> **TASK PROMPT**: Work out the number of lines with the word "this" in the material below, then reply with that number only.

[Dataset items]

--

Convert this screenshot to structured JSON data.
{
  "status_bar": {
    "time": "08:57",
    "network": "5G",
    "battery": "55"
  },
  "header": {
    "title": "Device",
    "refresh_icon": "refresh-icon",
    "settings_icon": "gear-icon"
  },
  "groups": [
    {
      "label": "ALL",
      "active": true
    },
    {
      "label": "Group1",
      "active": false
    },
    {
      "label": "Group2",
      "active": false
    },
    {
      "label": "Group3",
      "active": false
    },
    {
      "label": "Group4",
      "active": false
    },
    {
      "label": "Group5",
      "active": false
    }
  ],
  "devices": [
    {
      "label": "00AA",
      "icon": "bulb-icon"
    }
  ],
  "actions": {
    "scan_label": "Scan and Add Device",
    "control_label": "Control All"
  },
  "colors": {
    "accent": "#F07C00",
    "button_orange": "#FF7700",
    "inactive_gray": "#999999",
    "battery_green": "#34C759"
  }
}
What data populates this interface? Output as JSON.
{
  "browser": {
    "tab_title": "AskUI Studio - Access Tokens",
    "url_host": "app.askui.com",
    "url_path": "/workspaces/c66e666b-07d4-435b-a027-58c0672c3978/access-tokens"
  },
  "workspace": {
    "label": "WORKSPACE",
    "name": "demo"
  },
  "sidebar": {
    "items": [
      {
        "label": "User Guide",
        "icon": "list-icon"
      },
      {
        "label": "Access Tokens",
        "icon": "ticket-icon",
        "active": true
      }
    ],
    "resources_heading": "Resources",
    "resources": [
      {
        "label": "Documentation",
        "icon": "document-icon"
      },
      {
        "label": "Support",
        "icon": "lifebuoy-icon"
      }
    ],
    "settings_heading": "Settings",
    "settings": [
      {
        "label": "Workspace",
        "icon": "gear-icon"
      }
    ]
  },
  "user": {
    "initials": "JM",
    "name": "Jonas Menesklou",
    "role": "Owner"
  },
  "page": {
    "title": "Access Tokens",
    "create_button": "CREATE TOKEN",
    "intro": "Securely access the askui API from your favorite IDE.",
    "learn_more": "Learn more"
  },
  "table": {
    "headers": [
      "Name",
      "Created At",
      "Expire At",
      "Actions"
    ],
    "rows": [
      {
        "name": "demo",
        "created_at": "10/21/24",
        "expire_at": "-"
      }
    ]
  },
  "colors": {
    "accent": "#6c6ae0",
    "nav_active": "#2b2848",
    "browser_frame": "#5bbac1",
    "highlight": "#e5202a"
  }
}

--

> **COMPLETE OUTPUT**: 2